Pull out from the material below all lines with "protein".

» **Study material**
####

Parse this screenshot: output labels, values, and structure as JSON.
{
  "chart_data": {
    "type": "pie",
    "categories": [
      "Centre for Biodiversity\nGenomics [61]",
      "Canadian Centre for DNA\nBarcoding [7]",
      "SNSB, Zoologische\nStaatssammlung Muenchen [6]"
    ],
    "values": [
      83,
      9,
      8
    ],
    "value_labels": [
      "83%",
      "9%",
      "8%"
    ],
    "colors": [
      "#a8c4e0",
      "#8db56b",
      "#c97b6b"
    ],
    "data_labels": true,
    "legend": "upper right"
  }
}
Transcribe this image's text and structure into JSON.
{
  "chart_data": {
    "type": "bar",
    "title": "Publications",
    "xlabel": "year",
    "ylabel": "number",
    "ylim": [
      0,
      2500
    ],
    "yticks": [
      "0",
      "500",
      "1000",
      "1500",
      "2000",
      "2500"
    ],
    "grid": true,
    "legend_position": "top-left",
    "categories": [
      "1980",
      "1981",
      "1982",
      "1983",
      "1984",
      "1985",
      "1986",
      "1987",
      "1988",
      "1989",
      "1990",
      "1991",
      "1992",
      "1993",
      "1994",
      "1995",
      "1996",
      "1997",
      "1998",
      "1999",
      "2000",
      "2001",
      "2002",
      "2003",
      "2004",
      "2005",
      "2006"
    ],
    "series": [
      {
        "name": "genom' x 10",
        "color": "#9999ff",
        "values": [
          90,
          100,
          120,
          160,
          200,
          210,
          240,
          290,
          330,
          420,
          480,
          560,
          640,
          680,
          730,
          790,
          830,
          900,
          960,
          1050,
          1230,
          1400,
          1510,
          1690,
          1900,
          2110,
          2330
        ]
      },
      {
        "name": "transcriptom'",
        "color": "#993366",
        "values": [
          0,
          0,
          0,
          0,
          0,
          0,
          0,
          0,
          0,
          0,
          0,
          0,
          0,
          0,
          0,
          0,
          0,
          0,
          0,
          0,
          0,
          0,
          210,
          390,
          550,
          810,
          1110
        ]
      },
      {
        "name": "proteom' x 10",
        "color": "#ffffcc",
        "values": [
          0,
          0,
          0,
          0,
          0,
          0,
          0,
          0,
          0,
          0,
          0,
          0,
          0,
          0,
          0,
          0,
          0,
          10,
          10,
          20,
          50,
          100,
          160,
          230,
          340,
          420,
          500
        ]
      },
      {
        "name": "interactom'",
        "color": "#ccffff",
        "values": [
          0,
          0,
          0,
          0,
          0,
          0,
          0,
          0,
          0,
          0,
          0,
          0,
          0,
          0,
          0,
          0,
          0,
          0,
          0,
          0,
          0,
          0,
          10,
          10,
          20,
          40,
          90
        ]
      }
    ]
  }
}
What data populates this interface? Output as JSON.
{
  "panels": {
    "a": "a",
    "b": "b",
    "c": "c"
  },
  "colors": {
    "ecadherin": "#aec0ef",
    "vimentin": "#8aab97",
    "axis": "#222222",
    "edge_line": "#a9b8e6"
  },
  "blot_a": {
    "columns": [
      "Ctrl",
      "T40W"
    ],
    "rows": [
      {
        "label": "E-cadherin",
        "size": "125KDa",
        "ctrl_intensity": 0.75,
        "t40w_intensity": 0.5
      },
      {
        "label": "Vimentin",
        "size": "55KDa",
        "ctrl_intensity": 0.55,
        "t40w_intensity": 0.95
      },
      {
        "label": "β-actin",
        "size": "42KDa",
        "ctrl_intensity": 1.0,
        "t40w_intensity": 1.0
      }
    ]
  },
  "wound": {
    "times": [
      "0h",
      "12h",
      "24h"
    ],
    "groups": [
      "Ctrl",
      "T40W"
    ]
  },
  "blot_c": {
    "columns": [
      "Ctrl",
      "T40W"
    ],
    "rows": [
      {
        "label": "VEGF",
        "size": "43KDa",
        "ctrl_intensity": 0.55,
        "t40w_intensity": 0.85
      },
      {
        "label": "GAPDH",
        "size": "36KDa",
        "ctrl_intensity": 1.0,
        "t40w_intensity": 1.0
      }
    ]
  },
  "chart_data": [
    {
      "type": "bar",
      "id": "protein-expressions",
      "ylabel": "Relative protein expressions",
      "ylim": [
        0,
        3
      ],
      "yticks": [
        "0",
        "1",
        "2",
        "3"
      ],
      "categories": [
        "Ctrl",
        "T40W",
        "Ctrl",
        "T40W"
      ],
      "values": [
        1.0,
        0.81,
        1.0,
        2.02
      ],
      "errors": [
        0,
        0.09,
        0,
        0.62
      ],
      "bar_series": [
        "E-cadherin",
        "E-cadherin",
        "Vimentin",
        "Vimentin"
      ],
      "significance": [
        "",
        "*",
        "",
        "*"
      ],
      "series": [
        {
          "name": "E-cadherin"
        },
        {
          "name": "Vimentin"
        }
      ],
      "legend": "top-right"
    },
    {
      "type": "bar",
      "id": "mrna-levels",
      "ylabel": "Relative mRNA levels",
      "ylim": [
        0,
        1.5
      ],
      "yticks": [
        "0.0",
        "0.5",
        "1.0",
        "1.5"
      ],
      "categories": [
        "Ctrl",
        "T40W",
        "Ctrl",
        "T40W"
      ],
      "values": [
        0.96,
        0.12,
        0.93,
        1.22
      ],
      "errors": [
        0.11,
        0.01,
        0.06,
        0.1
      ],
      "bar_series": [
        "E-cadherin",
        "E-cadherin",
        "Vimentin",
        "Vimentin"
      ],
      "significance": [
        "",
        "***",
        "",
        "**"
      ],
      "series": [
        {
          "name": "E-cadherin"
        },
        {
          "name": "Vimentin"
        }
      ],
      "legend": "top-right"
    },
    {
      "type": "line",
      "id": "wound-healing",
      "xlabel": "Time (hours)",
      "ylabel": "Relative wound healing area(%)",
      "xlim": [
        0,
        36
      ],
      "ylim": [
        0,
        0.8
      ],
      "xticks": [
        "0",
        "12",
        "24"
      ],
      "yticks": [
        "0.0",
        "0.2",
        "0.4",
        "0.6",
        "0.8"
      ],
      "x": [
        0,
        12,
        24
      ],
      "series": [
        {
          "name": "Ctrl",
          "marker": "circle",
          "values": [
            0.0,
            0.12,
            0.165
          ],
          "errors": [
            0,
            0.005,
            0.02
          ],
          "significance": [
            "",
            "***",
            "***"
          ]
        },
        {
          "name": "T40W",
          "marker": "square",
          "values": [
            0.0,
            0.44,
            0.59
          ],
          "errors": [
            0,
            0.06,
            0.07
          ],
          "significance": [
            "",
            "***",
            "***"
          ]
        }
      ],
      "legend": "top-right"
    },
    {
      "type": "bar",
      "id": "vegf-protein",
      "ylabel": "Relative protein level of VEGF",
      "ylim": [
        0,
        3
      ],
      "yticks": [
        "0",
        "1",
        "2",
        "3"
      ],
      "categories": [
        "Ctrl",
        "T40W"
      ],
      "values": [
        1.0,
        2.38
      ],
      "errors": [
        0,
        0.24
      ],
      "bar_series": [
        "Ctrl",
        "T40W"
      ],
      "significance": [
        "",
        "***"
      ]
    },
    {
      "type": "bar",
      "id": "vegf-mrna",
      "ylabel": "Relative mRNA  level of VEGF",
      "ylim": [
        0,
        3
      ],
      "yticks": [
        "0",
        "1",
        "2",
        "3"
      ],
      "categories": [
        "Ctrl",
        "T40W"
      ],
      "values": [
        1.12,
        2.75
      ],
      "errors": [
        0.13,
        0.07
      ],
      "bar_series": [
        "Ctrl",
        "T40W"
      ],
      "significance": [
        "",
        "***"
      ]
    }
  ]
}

####

» **Reply to the exercise**
      "id": "protein-expressions",
      "ylabel": "Relative protein expressions",
      "id": "vegf-protein",
      "ylabel": "Relative protein level of VEGF",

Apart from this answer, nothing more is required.